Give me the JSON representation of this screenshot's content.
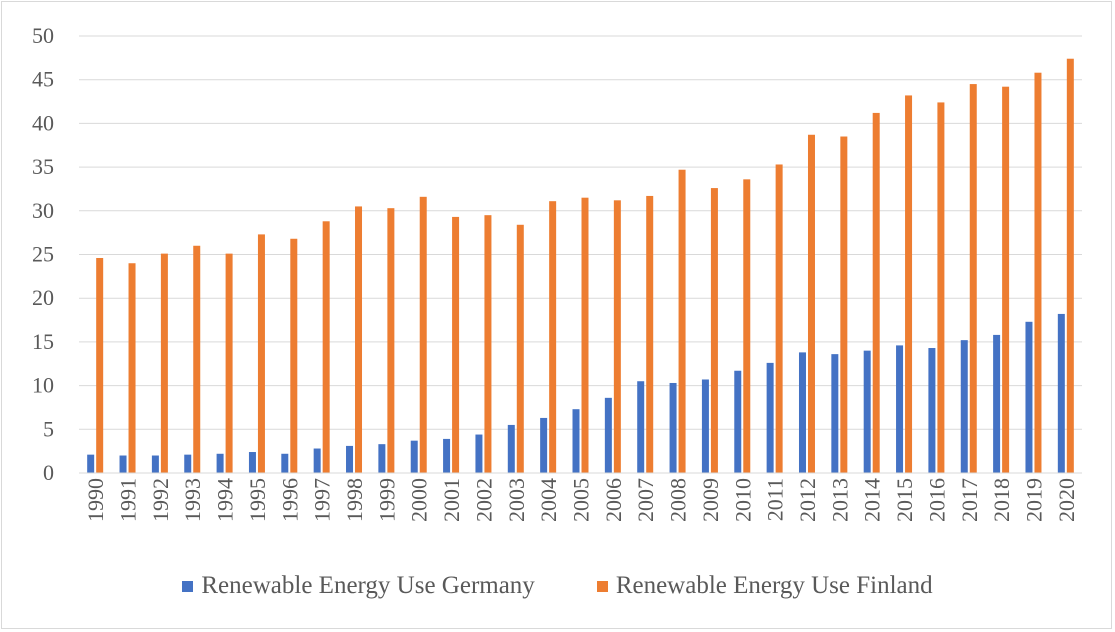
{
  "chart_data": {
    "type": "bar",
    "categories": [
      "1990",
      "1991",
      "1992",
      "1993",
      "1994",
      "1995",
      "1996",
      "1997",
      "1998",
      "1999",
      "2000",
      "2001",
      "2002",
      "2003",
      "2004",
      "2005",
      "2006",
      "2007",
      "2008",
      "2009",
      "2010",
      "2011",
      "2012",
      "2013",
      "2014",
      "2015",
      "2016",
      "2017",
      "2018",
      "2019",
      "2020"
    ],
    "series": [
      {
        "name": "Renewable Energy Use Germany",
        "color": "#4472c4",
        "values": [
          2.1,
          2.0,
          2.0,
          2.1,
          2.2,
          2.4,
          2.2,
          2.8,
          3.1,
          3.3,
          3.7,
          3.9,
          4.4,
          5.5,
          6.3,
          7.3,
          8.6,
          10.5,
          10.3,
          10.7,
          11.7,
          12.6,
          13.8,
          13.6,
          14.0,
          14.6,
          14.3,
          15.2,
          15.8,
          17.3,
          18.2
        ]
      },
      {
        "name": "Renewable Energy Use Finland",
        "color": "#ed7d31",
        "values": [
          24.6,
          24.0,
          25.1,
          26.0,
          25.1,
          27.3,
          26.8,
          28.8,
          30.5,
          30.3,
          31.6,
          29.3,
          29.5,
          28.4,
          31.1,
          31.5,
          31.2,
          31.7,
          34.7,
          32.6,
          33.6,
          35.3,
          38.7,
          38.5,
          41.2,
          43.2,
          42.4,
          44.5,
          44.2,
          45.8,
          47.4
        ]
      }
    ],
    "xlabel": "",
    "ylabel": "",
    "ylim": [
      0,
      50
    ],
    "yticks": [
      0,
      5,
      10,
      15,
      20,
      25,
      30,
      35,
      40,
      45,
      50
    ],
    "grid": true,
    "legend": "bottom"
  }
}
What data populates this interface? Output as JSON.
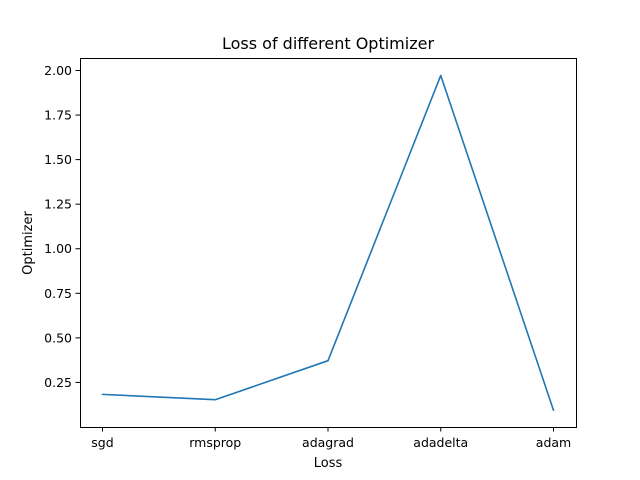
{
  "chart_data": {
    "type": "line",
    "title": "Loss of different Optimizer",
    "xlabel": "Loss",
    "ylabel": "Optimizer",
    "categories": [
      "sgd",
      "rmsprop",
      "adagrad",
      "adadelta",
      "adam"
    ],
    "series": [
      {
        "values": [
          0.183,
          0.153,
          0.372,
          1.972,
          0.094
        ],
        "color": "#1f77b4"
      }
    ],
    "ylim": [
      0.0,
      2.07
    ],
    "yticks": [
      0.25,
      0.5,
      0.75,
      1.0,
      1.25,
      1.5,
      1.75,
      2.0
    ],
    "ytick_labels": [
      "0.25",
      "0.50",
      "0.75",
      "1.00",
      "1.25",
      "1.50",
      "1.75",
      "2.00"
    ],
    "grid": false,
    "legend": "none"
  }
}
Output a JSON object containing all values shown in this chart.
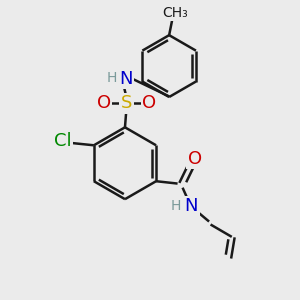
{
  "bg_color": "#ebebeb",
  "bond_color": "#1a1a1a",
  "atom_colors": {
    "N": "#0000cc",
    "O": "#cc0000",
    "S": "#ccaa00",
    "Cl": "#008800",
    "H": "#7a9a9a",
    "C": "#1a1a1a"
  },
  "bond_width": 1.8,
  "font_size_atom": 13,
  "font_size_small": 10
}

------------------------------------------------------------------------

▸ Exercise prompt: Omit the pictures and reproduce the listing exactly.

▸ Answer to the task:
Give me the JSON representation of this screenshot's content.
{
  "chart_data": {
    "type": "bar",
    "categories": [
      "1990",
      "1991",
      "1992",
      "1993",
      "1994",
      "1995",
      "1996",
      "1997",
      "1998",
      "1999",
      "2000",
      "2001",
      "2002",
      "2003",
      "2004",
      "2005",
      "2006",
      "2007",
      "2008",
      "2009",
      "2010",
      "2011",
      "2012",
      "2013",
      "2014",
      "2015",
      "2016",
      "2017",
      "2018",
      "2019",
      "2020"
    ],
    "series": [
      {
        "name": "Renewable Energy Use Germany",
        "color": "#4472c4",
        "values": [
          2.1,
          2.0,
          2.0,
          2.1,
          2.2,
          2.4,
          2.2,
          2.8,
          3.1,
          3.3,
          3.7,
          3.9,
          4.4,
          5.5,
          6.3,
          7.3,
          8.6,
          10.5,
          10.3,
          10.7,
          11.7,
          12.6,
          13.8,
          13.6,
          14.0,
          14.6,
          14.3,
          15.2,
          15.8,
          17.3,
          18.2
        ]
      },
      {
        "name": "Renewable Energy Use Finland",
        "color": "#ed7d31",
        "values": [
          24.6,
          24.0,
          25.1,
          26.0,
          25.1,
          27.3,
          26.8,
          28.8,
          30.5,
          30.3,
          31.6,
          29.3,
          29.5,
          28.4,
          31.1,
          31.5,
          31.2,
          31.7,
          34.7,
          32.6,
          33.6,
          35.3,
          38.7,
          38.5,
          41.2,
          43.2,
          42.4,
          44.5,
          44.2,
          45.8,
          47.4
        ]
      }
    ],
    "xlabel": "",
    "ylabel": "",
    "ylim": [
      0,
      50
    ],
    "yticks": [
      0,
      5,
      10,
      15,
      20,
      25,
      30,
      35,
      40,
      45,
      50
    ],
    "grid": true,
    "legend": "bottom"
  }
}
What data populates this interface? Output as JSON.
{
  "chart_data": {
    "type": "line",
    "title": "Loss of different Optimizer",
    "xlabel": "Loss",
    "ylabel": "Optimizer",
    "categories": [
      "sgd",
      "rmsprop",
      "adagrad",
      "adadelta",
      "adam"
    ],
    "series": [
      {
        "values": [
          0.183,
          0.153,
          0.372,
          1.972,
          0.094
        ],
        "color": "#1f77b4"
      }
    ],
    "ylim": [
      0.0,
      2.07
    ],
    "yticks": [
      0.25,
      0.5,
      0.75,
      1.0,
      1.25,
      1.5,
      1.75,
      2.0
    ],
    "ytick_labels": [
      "0.25",
      "0.50",
      "0.75",
      "1.00",
      "1.25",
      "1.50",
      "1.75",
      "2.00"
    ],
    "grid": false,
    "legend": "none"
  }
}
Output a JSON object containing all values shown in this chart.
{
  "bg_color": "#ebebeb",
  "bond_color": "#1a1a1a",
  "atom_colors": {
    "N": "#0000cc",
    "O": "#cc0000",
    "S": "#ccaa00",
    "Cl": "#008800",
    "H": "#7a9a9a",
    "C": "#1a1a1a"
  },
  "bond_width": 1.8,
  "font_size_atom": 13,
  "font_size_small": 10
}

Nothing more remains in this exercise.